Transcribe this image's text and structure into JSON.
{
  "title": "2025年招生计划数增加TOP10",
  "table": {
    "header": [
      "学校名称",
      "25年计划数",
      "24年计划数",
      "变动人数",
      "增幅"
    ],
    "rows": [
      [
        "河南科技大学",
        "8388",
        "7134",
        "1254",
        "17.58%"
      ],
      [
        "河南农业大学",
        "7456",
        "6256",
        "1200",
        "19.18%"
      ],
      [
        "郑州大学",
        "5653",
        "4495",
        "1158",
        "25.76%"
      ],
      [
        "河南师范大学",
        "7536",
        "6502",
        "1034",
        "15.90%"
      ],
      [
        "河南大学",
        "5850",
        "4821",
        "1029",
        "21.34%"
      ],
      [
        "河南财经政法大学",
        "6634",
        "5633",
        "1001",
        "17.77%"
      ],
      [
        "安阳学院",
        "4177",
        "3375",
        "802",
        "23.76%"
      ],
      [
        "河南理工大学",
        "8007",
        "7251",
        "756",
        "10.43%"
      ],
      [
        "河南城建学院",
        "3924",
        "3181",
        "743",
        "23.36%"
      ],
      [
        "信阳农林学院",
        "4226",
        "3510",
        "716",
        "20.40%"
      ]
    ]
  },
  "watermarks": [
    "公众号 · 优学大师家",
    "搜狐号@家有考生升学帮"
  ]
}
================================
### INSTRUCTIONS FOR THE TASK
Please copy out each record, character for character.

### THE SOLUTION
Transcribe this image's text and structure into JSON.
{
  "title": "2025年招生计划数增加TOP10",
  "table": {
    "header": [
      "学校名称",
      "25年计划数",
      "24年计划数",
      "变动人数",
      "增幅"
    ],
    "rows": [
      [
        "河南科技大学",
        "8388",
        "7134",
        "1254",
        "17.58%"
      ],
      [
        "河南农业大学",
        "7456",
        "6256",
        "1200",
        "19.18%"
      ],
      [
        "郑州大学",
        "5653",
        "4495",
        "1158",
        "25.76%"
      ],
      [
        "河南师范大学",
        "7536",
        "6502",
        "1034",
        "15.90%"
      ],
      [
        "河南大学",
        "5850",
        "4821",
        "1029",
        "21.34%"
      ],
      [
        "河南财经政法大学",
        "6634",
        "5633",
        "1001",
        "17.77%"
      ],
      [
        "安阳学院",
        "4177",
        "3375",
        "802",
        "23.76%"
      ],
      [
        "河南理工大学",
        "8007",
        "7251",
        "756",
        "10.43%"
      ],
      [
        "河南城建学院",
        "3924",
        "3181",
        "743",
        "23.36%"
      ],
      [
        "信阳农林学院",
        "4226",
        "3510",
        "716",
        "20.40%"
      ]
    ]
  },
  "watermarks": [
    "公众号 · 优学大师家",
    "搜狐号@家有考生升学帮"
  ]
}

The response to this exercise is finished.